◆ EXCERPTED RECORDS ◆
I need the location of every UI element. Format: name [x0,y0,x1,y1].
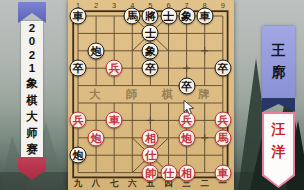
black-player-name: 王廓 [262,26,295,98]
banner-char: 赛 [26,142,38,157]
piece-red[interactable]: 兵 [70,112,87,129]
piece-red[interactable]: 仕 [160,164,177,181]
piece-red[interactable]: 車 [214,164,231,181]
piece-red[interactable]: 炮 [178,129,195,146]
piece-red[interactable]: 仕 [142,147,159,164]
river-text-char: 大 [89,87,101,102]
ribbon-body: 2021象棋大师赛 [21,21,43,158]
bottom-file-label: 二 [200,179,209,188]
piece-black[interactable]: 士 [160,8,177,25]
piece-black[interactable]: 車 [70,8,87,25]
piece-black[interactable]: 炮 [70,147,87,164]
banner-char: 0 [29,35,35,47]
river-text-char: 棋 [162,87,174,102]
top-file-number: 2 [94,2,98,10]
piece-red[interactable]: 相 [178,164,195,181]
banner-char: 大 [26,109,38,124]
red-player-name: 汪洋 [264,114,293,186]
piece-black[interactable]: 馬 [124,8,141,25]
piece-black[interactable]: 卒 [142,60,159,77]
xiangqi-board[interactable]: 123456789九八七六五四三二一大師棋牌車馬將士象車士炮象卒兵卒卒卒兵車兵兵… [68,0,234,190]
broadcast-frame: 123456789九八七六五四三二一大師棋牌車馬將士象車士炮象卒兵卒卒卒兵車兵兵… [0,0,304,190]
tournament-title: 2021象棋大师赛 [21,21,43,158]
river-text-char: 牌 [198,87,210,102]
bottom-file-label: 八 [92,179,101,188]
piece-red[interactable]: 相 [142,129,159,146]
top-file-number: 9 [221,2,225,10]
banner-char: 象 [26,76,38,91]
banner-char: 2 [29,22,35,34]
piece-black[interactable]: 炮 [88,42,105,59]
piece-black[interactable]: 卒 [70,60,87,77]
banner-char: 棋 [26,93,38,108]
piece-black[interactable]: 卒 [214,60,231,77]
bottom-file-label: 七 [110,179,119,188]
bottom-file-label: 九 [74,179,83,188]
player-banner-red: 汪洋 [262,112,295,188]
piece-black[interactable]: 象 [142,42,159,59]
banner-char: 2 [29,49,35,61]
piece-black[interactable]: 將 [142,8,159,25]
mouse-cursor-icon [183,100,195,116]
bottom-file-label: 六 [128,179,137,188]
player-banner-black: 王廓 [262,26,295,98]
player-banner-red-inner: 汪洋 [264,114,293,186]
banner-char: 汪 [272,121,286,139]
banner-char: 洋 [272,143,286,161]
piece-red[interactable]: 兵 [106,60,123,77]
piece-red[interactable]: 馬 [214,129,231,146]
piece-red[interactable]: 兵 [214,112,231,129]
banner-char: 廓 [272,64,286,82]
piece-black[interactable]: 車 [196,8,213,25]
piece-red[interactable]: 炮 [88,129,105,146]
top-file-number: 3 [112,2,116,10]
banner-char: 师 [26,126,38,141]
piece-black[interactable]: 卒 [178,77,195,94]
piece-black[interactable]: 象 [178,8,195,25]
piece-red[interactable]: 車 [106,112,123,129]
piece-red[interactable]: 帥 [142,164,159,181]
banner-char: 王 [272,42,286,60]
river-text-char: 師 [126,87,138,102]
piece-black[interactable]: 士 [142,25,159,42]
banner-char: 1 [29,62,35,74]
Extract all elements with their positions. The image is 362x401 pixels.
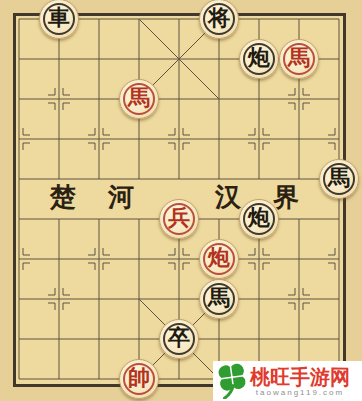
piece-glyph: 兵 bbox=[168, 207, 190, 229]
piece-glyph: 馬 bbox=[328, 167, 350, 189]
piece-glyph: 炮 bbox=[208, 247, 230, 269]
piece-black-chariot[interactable]: 車 bbox=[39, 0, 79, 39]
piece-glyph: 帥 bbox=[128, 367, 150, 389]
piece-glyph: 馬 bbox=[288, 47, 310, 69]
piece-red-horse[interactable]: 馬 bbox=[279, 39, 319, 79]
piece-glyph: 馬 bbox=[208, 287, 230, 309]
piece-glyph: 卒 bbox=[168, 327, 190, 349]
river-label-char: 界 bbox=[273, 185, 299, 211]
river-label-char: 楚 bbox=[50, 185, 76, 211]
clover-logo-icon bbox=[216, 363, 248, 399]
piece-red-horse[interactable]: 馬 bbox=[119, 79, 159, 119]
piece-glyph: 将 bbox=[208, 7, 230, 29]
piece-red-soldier[interactable]: 兵 bbox=[159, 199, 199, 239]
piece-black-soldier[interactable]: 卒 bbox=[159, 319, 199, 359]
piece-red-cannon[interactable]: 炮 bbox=[199, 239, 239, 279]
screenshot-root: 楚河汉界 車将炮馬馬馬兵炮炮馬卒帥 桃旺手游网 taowang119.com bbox=[0, 0, 362, 401]
piece-glyph: 馬 bbox=[128, 87, 150, 109]
watermark-text: 桃旺手游网 taowang119.com bbox=[250, 366, 350, 397]
watermark-site-name: 桃旺手游网 bbox=[250, 366, 350, 388]
piece-black-cannon[interactable]: 炮 bbox=[239, 39, 279, 79]
piece-black-cannon[interactable]: 炮 bbox=[239, 199, 279, 239]
river-label-char: 河 bbox=[108, 185, 134, 211]
piece-black-horse[interactable]: 馬 bbox=[199, 279, 239, 319]
watermark-badge: 桃旺手游网 taowang119.com bbox=[213, 361, 362, 401]
piece-black-general[interactable]: 将 bbox=[199, 0, 239, 39]
piece-glyph: 炮 bbox=[248, 207, 270, 229]
piece-glyph: 炮 bbox=[248, 47, 270, 69]
piece-glyph: 車 bbox=[48, 7, 70, 29]
watermark-site-url: taowang119.com bbox=[256, 389, 344, 397]
piece-black-horse[interactable]: 馬 bbox=[319, 159, 359, 199]
piece-red-general[interactable]: 帥 bbox=[119, 359, 159, 399]
river-label-char: 汉 bbox=[215, 185, 241, 211]
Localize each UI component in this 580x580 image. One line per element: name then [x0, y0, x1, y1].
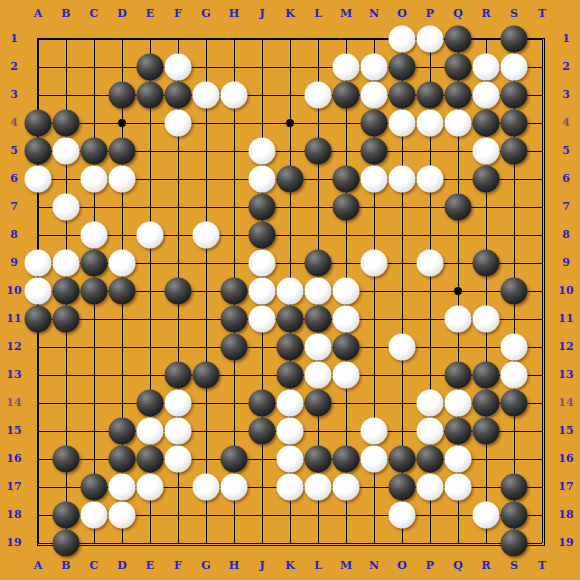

◆ INSTRUCTIONS TO FOLLOW ◆
Copy every line of the records above word for word, leaving out the pictures.

◆ PROBLEM SOLUTION ◆
I need the location of every UI element. Format: name [x0,y0,x1,y1].
black-player-name: 王廓 [262,26,295,98]
banner-char: 赛 [26,142,38,157]
piece-red[interactable]: 兵 [70,112,87,129]
piece-red[interactable]: 仕 [160,164,177,181]
piece-red[interactable]: 車 [214,164,231,181]
piece-red[interactable]: 炮 [178,129,195,146]
piece-red[interactable]: 仕 [142,147,159,164]
river-text-char: 大 [89,87,101,102]
ribbon-body: 2021象棋大师赛 [21,21,43,158]
bottom-file-label: 二 [200,179,209,188]
piece-black[interactable]: 士 [160,8,177,25]
piece-black[interactable]: 車 [70,8,87,25]
piece-black[interactable]: 炮 [70,147,87,164]
banner-char: 0 [29,35,35,47]
river-text-char: 棋 [162,87,174,102]
top-file-number: 2 [94,2,98,10]
piece-red[interactable]: 相 [178,164,195,181]
banner-char: 大 [26,109,38,124]
red-player-name: 汪洋 [264,114,293,186]
piece-black[interactable]: 馬 [124,8,141,25]
piece-black[interactable]: 卒 [142,60,159,77]
xiangqi-board[interactable]: 123456789九八七六五四三二一大師棋牌車馬將士象車士炮象卒兵卒卒卒兵車兵兵… [68,0,234,190]
broadcast-frame: 123456789九八七六五四三二一大師棋牌車馬將士象車士炮象卒兵卒卒卒兵車兵兵… [0,0,304,190]
tournament-title: 2021象棋大师赛 [21,21,43,158]
river-text-char: 牌 [198,87,210,102]
bottom-file-label: 八 [92,179,101,188]
piece-red[interactable]: 相 [142,129,159,146]
top-file-number: 9 [221,2,225,10]
banner-char: 象 [26,76,38,91]
banner-char: 2 [29,22,35,34]
piece-black[interactable]: 炮 [88,42,105,59]
piece-black[interactable]: 卒 [70,60,87,77]
banner-char: 棋 [26,93,38,108]
piece-black[interactable]: 卒 [214,60,231,77]
bottom-file-label: 七 [110,179,119,188]
bottom-file-label: 九 [74,179,83,188]
player-banner-red: 汪洋 [262,112,295,188]
piece-black[interactable]: 象 [142,42,159,59]
banner-char: 2 [29,49,35,61]
piece-black[interactable]: 將 [142,8,159,25]
mouse-cursor-icon [183,100,195,116]
bottom-file-label: 六 [128,179,137,188]
player-banner-black: 王廓 [262,26,295,98]
player-banner-red-inner: 汪洋 [264,114,293,186]
banner-char: 汪 [272,121,286,139]
banner-char: 洋 [272,143,286,161]
piece-red[interactable]: 兵 [106,60,123,77]
piece-red[interactable]: 馬 [214,129,231,146]
piece-red[interactable]: 兵 [214,112,231,129]
banner-char: 廓 [272,64,286,82]
piece-black[interactable]: 車 [196,8,213,25]
piece-red[interactable]: 炮 [88,129,105,146]
top-file-number: 3 [112,2,116,10]
banner-char: 师 [26,126,38,141]
piece-black[interactable]: 卒 [178,77,195,94]
piece-black[interactable]: 象 [178,8,195,25]
piece-red[interactable]: 車 [106,112,123,129]
piece-red[interactable]: 帥 [142,164,159,181]
banner-char: 王 [272,42,286,60]
river-text-char: 師 [126,87,138,102]
piece-black[interactable]: 士 [142,25,159,42]
banner-char: 1 [29,62,35,74]
Extract all elements with their positions. The image is 362x401 pixels.
piece-glyph: 兵 bbox=[168, 207, 190, 229]
piece-glyph: 馬 bbox=[328, 167, 350, 189]
piece-glyph: 炮 bbox=[208, 247, 230, 269]
piece-black-chariot[interactable]: 車 bbox=[39, 0, 79, 39]
piece-glyph: 帥 bbox=[128, 367, 150, 389]
piece-glyph: 馬 bbox=[288, 47, 310, 69]
piece-red-horse[interactable]: 馬 bbox=[279, 39, 319, 79]
piece-glyph: 馬 bbox=[208, 287, 230, 309]
piece-glyph: 卒 bbox=[168, 327, 190, 349]
river-label-char: 界 bbox=[273, 185, 299, 211]
river-label-char: 楚 bbox=[50, 185, 76, 211]
clover-logo-icon bbox=[216, 363, 248, 399]
piece-red-horse[interactable]: 馬 bbox=[119, 79, 159, 119]
piece-glyph: 将 bbox=[208, 7, 230, 29]
piece-red-soldier[interactable]: 兵 bbox=[159, 199, 199, 239]
piece-black-soldier[interactable]: 卒 bbox=[159, 319, 199, 359]
piece-red-cannon[interactable]: 炮 bbox=[199, 239, 239, 279]
screenshot-root: 楚河汉界 車将炮馬馬馬兵炮炮馬卒帥 桃旺手游网 taowang119.com bbox=[0, 0, 362, 401]
piece-glyph: 馬 bbox=[128, 87, 150, 109]
watermark-text: 桃旺手游网 taowang119.com bbox=[250, 366, 350, 397]
watermark-site-name: 桃旺手游网 bbox=[250, 366, 350, 388]
piece-black-cannon[interactable]: 炮 bbox=[239, 39, 279, 79]
piece-black-cannon[interactable]: 炮 bbox=[239, 199, 279, 239]
river-label-char: 河 bbox=[108, 185, 134, 211]
piece-black-horse[interactable]: 馬 bbox=[199, 279, 239, 319]
watermark-badge: 桃旺手游网 taowang119.com bbox=[213, 361, 362, 401]
piece-black-general[interactable]: 将 bbox=[199, 0, 239, 39]
piece-glyph: 炮 bbox=[248, 207, 270, 229]
piece-glyph: 炮 bbox=[248, 47, 270, 69]
piece-glyph: 車 bbox=[48, 7, 70, 29]
watermark-site-url: taowang119.com bbox=[256, 389, 344, 397]
piece-black-horse[interactable]: 馬 bbox=[319, 159, 359, 199]
piece-red-general[interactable]: 帥 bbox=[119, 359, 159, 399]
river-label-char: 汉 bbox=[215, 185, 241, 211]
Localize each UI component in this 580x580 image. One line per element: name then [x0, y0, x1, y1].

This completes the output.